# [Required task]
Locate each line with the string "type" in the listing below and copy it.

-- Dataset records start --

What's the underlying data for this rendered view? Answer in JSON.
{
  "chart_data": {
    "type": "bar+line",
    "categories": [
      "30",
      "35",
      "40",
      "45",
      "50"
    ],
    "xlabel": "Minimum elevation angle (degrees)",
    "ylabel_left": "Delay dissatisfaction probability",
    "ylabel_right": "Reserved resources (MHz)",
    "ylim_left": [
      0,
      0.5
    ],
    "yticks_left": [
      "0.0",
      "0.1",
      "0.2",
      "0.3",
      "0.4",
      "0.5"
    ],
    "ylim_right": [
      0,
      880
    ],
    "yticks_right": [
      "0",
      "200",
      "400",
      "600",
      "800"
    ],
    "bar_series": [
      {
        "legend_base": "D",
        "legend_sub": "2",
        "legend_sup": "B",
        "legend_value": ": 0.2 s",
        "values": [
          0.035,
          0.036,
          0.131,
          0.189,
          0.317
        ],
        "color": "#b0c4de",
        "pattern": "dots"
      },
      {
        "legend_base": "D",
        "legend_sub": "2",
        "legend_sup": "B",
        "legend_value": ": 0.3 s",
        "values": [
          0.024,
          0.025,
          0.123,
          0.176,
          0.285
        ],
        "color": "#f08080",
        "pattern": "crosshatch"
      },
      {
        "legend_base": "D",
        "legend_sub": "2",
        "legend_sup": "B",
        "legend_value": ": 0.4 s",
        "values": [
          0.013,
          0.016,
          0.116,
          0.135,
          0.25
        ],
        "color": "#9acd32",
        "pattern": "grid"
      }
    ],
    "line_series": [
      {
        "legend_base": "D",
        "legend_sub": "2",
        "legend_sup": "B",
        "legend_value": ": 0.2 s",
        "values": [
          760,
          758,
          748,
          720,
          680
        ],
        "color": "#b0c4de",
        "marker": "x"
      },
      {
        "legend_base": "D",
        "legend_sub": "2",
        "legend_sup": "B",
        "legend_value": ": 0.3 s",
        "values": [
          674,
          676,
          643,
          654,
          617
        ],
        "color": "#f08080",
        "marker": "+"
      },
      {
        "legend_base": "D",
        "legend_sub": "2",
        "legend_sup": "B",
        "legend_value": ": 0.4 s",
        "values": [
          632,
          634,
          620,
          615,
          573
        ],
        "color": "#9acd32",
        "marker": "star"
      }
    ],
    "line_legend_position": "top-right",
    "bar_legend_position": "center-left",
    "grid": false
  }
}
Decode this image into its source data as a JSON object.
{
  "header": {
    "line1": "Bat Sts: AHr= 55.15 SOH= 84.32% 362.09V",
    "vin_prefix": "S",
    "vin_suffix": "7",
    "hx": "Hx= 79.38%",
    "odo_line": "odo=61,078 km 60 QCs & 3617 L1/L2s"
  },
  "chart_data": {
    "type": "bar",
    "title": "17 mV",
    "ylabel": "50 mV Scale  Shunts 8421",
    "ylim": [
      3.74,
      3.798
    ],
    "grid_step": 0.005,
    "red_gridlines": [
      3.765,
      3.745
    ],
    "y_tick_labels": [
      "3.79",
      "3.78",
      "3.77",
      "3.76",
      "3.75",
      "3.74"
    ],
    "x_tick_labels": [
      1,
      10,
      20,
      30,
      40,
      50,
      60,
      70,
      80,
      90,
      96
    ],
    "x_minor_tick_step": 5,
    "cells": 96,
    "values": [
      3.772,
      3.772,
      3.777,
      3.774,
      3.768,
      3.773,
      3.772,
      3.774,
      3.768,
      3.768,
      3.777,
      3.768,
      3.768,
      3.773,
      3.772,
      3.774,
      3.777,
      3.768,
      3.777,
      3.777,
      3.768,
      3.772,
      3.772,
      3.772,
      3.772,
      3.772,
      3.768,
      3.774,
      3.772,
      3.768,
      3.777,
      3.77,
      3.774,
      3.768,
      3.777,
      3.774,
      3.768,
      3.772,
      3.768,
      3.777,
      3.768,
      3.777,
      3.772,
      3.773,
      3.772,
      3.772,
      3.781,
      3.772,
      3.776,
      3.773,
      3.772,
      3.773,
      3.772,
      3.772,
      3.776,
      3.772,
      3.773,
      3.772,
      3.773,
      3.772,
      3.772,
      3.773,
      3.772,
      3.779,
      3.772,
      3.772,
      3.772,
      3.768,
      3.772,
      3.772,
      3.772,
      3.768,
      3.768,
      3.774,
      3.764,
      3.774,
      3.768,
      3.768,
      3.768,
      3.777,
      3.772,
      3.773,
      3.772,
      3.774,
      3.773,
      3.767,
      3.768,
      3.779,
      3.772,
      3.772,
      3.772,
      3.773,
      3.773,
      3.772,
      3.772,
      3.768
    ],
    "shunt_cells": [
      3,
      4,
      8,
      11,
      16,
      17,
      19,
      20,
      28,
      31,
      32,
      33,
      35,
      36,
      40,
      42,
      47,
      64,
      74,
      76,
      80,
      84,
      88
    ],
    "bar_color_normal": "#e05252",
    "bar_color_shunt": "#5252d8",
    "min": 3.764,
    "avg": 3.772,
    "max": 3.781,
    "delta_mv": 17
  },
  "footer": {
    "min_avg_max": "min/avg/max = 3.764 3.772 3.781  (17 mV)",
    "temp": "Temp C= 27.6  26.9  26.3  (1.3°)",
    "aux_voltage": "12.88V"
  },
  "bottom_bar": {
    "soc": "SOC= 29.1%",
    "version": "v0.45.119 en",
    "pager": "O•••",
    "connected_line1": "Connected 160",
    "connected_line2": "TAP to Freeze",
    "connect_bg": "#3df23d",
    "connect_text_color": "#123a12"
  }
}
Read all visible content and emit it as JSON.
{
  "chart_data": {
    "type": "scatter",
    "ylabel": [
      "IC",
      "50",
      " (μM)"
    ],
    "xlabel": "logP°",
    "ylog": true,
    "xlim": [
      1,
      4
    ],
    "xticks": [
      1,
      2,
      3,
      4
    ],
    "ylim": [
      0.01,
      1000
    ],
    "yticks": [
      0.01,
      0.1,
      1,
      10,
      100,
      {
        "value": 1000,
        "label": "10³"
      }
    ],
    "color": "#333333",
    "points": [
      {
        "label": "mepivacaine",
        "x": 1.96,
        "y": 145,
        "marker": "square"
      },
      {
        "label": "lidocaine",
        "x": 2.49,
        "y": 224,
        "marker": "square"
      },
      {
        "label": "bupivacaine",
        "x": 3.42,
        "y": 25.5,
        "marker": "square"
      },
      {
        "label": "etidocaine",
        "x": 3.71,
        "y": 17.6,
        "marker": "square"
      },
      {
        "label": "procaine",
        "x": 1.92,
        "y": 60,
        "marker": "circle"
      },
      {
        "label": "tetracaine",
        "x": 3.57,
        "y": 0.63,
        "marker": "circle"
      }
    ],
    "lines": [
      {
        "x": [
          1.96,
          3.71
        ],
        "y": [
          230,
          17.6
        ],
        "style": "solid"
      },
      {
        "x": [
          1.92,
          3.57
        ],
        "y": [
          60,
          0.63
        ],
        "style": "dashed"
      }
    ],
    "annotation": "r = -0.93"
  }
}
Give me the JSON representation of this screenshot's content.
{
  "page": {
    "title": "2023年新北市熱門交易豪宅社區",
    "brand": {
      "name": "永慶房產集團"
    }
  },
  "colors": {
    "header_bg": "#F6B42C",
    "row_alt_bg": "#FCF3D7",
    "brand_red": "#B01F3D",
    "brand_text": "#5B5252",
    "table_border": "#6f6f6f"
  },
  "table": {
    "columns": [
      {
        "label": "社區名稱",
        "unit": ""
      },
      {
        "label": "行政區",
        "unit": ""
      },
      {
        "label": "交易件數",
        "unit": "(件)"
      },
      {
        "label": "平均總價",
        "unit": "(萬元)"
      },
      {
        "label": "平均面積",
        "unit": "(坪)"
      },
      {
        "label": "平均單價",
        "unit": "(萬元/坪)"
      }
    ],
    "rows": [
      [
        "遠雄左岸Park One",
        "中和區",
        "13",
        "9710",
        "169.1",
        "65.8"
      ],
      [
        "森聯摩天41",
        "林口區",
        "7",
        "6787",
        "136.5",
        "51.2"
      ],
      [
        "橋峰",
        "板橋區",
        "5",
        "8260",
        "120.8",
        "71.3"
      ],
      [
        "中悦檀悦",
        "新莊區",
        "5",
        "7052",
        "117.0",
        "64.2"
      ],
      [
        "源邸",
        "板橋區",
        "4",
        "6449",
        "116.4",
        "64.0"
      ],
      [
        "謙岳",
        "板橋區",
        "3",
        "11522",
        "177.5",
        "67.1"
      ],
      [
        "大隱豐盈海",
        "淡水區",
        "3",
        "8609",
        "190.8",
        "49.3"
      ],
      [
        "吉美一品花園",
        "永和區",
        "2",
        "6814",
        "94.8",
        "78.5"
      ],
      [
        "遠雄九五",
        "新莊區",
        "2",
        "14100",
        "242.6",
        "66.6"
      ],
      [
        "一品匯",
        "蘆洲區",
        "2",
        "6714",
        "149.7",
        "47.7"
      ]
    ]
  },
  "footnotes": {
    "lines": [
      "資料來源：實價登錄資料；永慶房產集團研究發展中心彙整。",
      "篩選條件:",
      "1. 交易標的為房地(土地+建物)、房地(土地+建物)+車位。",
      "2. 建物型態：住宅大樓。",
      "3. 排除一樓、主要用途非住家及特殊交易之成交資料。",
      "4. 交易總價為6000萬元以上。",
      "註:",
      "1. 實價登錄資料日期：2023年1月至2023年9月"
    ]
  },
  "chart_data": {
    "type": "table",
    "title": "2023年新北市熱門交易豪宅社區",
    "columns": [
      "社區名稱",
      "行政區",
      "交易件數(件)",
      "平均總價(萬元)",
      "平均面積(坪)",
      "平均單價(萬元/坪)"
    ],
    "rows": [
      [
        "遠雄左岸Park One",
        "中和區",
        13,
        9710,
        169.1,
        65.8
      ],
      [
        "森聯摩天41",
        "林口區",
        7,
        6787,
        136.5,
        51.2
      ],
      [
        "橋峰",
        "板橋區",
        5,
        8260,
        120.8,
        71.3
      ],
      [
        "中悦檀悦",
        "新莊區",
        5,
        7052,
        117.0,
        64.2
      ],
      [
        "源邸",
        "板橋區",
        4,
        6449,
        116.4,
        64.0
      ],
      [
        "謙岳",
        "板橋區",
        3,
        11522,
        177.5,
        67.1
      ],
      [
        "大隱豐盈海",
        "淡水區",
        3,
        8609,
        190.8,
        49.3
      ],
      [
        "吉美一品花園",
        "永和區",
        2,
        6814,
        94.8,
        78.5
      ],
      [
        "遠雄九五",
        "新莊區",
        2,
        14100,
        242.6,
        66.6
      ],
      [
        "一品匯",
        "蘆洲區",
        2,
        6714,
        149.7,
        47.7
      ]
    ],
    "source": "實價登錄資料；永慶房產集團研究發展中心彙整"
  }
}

-- Dataset records end --

# [Solved problem]
    "type": "bar+line",
    "type": "bar",
    "type": "scatter",
    "type": "table",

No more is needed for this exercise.